* **Task details**
Look at the entries below and reproduce them exactly.
# # # #
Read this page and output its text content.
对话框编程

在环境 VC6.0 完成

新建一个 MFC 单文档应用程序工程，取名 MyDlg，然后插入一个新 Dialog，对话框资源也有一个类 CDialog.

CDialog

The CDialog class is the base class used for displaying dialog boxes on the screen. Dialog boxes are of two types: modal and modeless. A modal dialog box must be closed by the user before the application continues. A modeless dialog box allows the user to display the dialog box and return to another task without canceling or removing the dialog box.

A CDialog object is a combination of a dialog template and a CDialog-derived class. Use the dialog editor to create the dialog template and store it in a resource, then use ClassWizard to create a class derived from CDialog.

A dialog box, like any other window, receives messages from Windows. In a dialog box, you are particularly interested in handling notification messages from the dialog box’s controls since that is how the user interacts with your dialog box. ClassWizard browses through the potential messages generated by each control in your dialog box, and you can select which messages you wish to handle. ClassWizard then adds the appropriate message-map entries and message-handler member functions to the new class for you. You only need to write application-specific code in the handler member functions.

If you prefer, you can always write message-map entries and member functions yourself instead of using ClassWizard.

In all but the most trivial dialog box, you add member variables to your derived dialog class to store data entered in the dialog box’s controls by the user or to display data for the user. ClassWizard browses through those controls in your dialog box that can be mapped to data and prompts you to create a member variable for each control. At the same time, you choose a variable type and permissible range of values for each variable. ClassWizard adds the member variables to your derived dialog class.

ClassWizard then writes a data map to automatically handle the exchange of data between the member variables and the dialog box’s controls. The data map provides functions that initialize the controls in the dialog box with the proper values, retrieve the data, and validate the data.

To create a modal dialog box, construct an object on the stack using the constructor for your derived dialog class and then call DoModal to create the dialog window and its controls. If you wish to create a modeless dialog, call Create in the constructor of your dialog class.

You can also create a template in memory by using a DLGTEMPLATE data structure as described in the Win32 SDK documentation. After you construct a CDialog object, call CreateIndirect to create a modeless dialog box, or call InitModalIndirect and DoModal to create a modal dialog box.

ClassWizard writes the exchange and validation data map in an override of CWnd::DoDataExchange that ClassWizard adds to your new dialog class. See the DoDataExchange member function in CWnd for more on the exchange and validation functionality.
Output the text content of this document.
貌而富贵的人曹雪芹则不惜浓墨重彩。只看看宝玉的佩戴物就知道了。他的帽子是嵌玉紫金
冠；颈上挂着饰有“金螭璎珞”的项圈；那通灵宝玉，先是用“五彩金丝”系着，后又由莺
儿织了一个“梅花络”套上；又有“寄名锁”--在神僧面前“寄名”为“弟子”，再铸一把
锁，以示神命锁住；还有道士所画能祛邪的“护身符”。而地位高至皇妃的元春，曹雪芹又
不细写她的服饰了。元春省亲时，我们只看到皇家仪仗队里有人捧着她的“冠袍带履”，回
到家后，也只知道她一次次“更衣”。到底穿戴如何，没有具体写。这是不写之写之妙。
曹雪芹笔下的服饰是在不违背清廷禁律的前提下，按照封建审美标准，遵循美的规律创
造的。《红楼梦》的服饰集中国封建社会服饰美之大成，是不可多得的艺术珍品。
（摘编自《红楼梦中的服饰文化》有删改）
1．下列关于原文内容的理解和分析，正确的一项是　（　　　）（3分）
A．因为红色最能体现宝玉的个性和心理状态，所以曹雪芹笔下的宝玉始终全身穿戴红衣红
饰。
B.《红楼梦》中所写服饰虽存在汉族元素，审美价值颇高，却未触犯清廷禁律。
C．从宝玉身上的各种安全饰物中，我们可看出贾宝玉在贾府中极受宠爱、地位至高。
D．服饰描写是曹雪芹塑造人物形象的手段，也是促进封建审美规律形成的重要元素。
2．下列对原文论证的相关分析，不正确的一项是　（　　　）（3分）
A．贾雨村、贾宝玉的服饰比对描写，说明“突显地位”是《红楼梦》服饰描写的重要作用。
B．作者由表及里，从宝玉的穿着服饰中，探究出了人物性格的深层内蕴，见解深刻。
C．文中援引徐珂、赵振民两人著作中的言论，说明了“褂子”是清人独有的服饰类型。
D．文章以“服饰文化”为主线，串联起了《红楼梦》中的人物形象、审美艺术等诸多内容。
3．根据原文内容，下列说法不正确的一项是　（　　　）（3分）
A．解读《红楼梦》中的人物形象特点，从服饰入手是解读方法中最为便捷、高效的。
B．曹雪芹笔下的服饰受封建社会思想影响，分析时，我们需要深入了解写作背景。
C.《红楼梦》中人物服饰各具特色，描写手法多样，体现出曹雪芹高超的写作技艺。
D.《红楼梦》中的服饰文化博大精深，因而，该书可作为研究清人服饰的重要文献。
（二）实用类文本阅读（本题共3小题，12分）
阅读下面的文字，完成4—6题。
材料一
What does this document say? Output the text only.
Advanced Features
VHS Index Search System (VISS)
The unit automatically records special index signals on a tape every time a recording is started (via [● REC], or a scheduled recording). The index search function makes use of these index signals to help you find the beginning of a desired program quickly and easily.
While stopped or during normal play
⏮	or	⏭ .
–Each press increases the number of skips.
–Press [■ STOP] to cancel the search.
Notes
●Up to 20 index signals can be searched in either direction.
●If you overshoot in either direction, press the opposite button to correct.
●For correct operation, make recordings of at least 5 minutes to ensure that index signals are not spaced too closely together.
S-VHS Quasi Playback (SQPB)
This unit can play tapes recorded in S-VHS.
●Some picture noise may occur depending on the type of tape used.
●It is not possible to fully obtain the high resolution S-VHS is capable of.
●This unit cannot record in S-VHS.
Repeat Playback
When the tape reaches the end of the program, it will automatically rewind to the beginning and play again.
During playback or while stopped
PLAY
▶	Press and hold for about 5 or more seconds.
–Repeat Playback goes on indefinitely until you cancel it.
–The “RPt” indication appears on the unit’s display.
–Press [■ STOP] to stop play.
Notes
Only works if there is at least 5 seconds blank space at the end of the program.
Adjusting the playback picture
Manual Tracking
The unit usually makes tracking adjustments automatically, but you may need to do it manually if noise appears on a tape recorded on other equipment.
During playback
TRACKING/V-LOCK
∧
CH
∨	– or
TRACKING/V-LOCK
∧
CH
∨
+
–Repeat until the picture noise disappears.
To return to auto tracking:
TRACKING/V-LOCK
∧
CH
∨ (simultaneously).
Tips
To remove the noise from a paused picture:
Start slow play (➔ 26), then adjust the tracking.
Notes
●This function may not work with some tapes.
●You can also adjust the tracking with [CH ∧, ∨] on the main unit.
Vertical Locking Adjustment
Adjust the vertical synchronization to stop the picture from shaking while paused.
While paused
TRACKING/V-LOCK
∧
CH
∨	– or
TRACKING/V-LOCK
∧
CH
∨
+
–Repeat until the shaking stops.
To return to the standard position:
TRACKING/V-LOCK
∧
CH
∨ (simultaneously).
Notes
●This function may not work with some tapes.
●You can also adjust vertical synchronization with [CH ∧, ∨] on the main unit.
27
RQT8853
# # # #
* **Task response**
Read this page and output its text content.
对话框编程

在环境 VC6.0 完成

新建一个 MFC 单文档应用程序工程，取名 MyDlg，然后插入一个新 Dialog，对话框资源也有一个类 CDialog.

CDialog

The CDialog class is the base class used for displaying dialog boxes on the screen. Dialog boxes are of two types: modal and modeless. A modal dialog box must be closed by the user before the application continues. A modeless dialog box allows the user to display the dialog box and return to another task without canceling or removing the dialog box.

A CDialog object is a combination of a dialog template and a CDialog-derived class. Use the dialog editor to create the dialog template and store it in a resource, then use ClassWizard to create a class derived from CDialog.

A dialog box, like any other window, receives messages from Windows. In a dialog box, you are particularly interested in handling notification messages from the dialog box’s controls since that is how the user interacts with your dialog box. ClassWizard browses through the potential messages generated by each control in your dialog box, and you can select which messages you wish to handle. ClassWizard then adds the appropriate message-map entries and message-handler member functions to the new class for you. You only need to write application-specific code in the handler member functions.

If you prefer, you can always write message-map entries and member functions yourself instead of using ClassWizard.

In all but the most trivial dialog box, you add member variables to your derived dialog class to store data entered in the dialog box’s controls by the user or to display data for the user. ClassWizard browses through those controls in your dialog box that can be mapped to data and prompts you to create a member variable for each control. At the same time, you choose a variable type and permissible range of values for each variable. ClassWizard adds the member variables to your derived dialog class.

ClassWizard then writes a data map to automatically handle the exchange of data between the member variables and the dialog box’s controls. The data map provides functions that initialize the controls in the dialog box with the proper values, retrieve the data, and validate the data.

To create a modal dialog box, construct an object on the stack using the constructor for your derived dialog class and then call DoModal to create the dialog window and its controls. If you wish to create a modeless dialog, call Create in the constructor of your dialog class.

You can also create a template in memory by using a DLGTEMPLATE data structure as described in the Win32 SDK documentation. After you construct a CDialog object, call CreateIndirect to create a modeless dialog box, or call InitModalIndirect and DoModal to create a modal dialog box.

ClassWizard writes the exchange and validation data map in an override of CWnd::DoDataExchange that ClassWizard adds to your new dialog class. See the DoDataExchange member function in CWnd for more on the exchange and validation functionality.
Output the text content of this document.
貌而富贵的人曹雪芹则不惜浓墨重彩。只看看宝玉的佩戴物就知道了。他的帽子是嵌玉紫金
冠；颈上挂着饰有“金螭璎珞”的项圈；那通灵宝玉，先是用“五彩金丝”系着，后又由莺
儿织了一个“梅花络”套上；又有“寄名锁”--在神僧面前“寄名”为“弟子”，再铸一把
锁，以示神命锁住；还有道士所画能祛邪的“护身符”。而地位高至皇妃的元春，曹雪芹又
不细写她的服饰了。元春省亲时，我们只看到皇家仪仗队里有人捧着她的“冠袍带履”，回
到家后，也只知道她一次次“更衣”。到底穿戴如何，没有具体写。这是不写之写之妙。
曹雪芹笔下的服饰是在不违背清廷禁律的前提下，按照封建审美标准，遵循美的规律创
造的。《红楼梦》的服饰集中国封建社会服饰美之大成，是不可多得的艺术珍品。
（摘编自《红楼梦中的服饰文化》有删改）
1．下列关于原文内容的理解和分析，正确的一项是　（　　　）（3分）
A．因为红色最能体现宝玉的个性和心理状态，所以曹雪芹笔下的宝玉始终全身穿戴红衣红
饰。
B.《红楼梦》中所写服饰虽存在汉族元素，审美价值颇高，却未触犯清廷禁律。
C．从宝玉身上的各种安全饰物中，我们可看出贾宝玉在贾府中极受宠爱、地位至高。
D．服饰描写是曹雪芹塑造人物形象的手段，也是促进封建审美规律形成的重要元素。
2．下列对原文论证的相关分析，不正确的一项是　（　　　）（3分）
A．贾雨村、贾宝玉的服饰比对描写，说明“突显地位”是《红楼梦》服饰描写的重要作用。
B．作者由表及里，从宝玉的穿着服饰中，探究出了人物性格的深层内蕴，见解深刻。
C．文中援引徐珂、赵振民两人著作中的言论，说明了“褂子”是清人独有的服饰类型。
D．文章以“服饰文化”为主线，串联起了《红楼梦》中的人物形象、审美艺术等诸多内容。
3．根据原文内容，下列说法不正确的一项是　（　　　）（3分）
A．解读《红楼梦》中的人物形象特点，从服饰入手是解读方法中最为便捷、高效的。
B．曹雪芹笔下的服饰受封建社会思想影响，分析时，我们需要深入了解写作背景。
C.《红楼梦》中人物服饰各具特色，描写手法多样，体现出曹雪芹高超的写作技艺。
D.《红楼梦》中的服饰文化博大精深，因而，该书可作为研究清人服饰的重要文献。
（二）实用类文本阅读（本题共3小题，12分）
阅读下面的文字，完成4—6题。
材料一
What does this document say? Output the text only.
Advanced Features
VHS Index Search System (VISS)
The unit automatically records special index signals on a tape every time a recording is started (via [● REC], or a scheduled recording). The index search function makes use of these index signals to help you find the beginning of a desired program quickly and easily.
While stopped or during normal play
⏮	or	⏭ .
–Each press increases the number of skips.
–Press [■ STOP] to cancel the search.
Notes
●Up to 20 index signals can be searched in either direction.
●If you overshoot in either direction, press the opposite button to correct.
●For correct operation, make recordings of at least 5 minutes to ensure that index signals are not spaced too closely together.
S-VHS Quasi Playback (SQPB)
This unit can play tapes recorded in S-VHS.
●Some picture noise may occur depending on the type of tape used.
●It is not possible to fully obtain the high resolution S-VHS is capable of.
●This unit cannot record in S-VHS.
Repeat Playback
When the tape reaches the end of the program, it will automatically rewind to the beginning and play again.
During playback or while stopped
PLAY
▶	Press and hold for about 5 or more seconds.
–Repeat Playback goes on indefinitely until you cancel it.
–The “RPt” indication appears on the unit’s display.
–Press [■ STOP] to stop play.
Notes
Only works if there is at least 5 seconds blank space at the end of the program.
Adjusting the playback picture
Manual Tracking
The unit usually makes tracking adjustments automatically, but you may need to do it manually if noise appears on a tape recorded on other equipment.
During playback
TRACKING/V-LOCK
∧
CH
∨	– or
TRACKING/V-LOCK
∧
CH
∨
+
–Repeat until the picture noise disappears.
To return to auto tracking:
TRACKING/V-LOCK
∧
CH
∨ (simultaneously).
Tips
To remove the noise from a paused picture:
Start slow play (➔ 26), then adjust the tracking.
Notes
●This function may not work with some tapes.
●You can also adjust the tracking with [CH ∧, ∨] on the main unit.
Vertical Locking Adjustment
Adjust the vertical synchronization to stop the picture from shaking while paused.
While paused
TRACKING/V-LOCK
∧
CH
∨	– or
TRACKING/V-LOCK
∧
CH
∨
+
–Repeat until the shaking stops.
To return to the standard position:
TRACKING/V-LOCK
∧
CH
∨ (simultaneously).
Notes
●This function may not work with some tapes.
●You can also adjust vertical synchronization with [CH ∧, ∨] on the main unit.
27
RQT8853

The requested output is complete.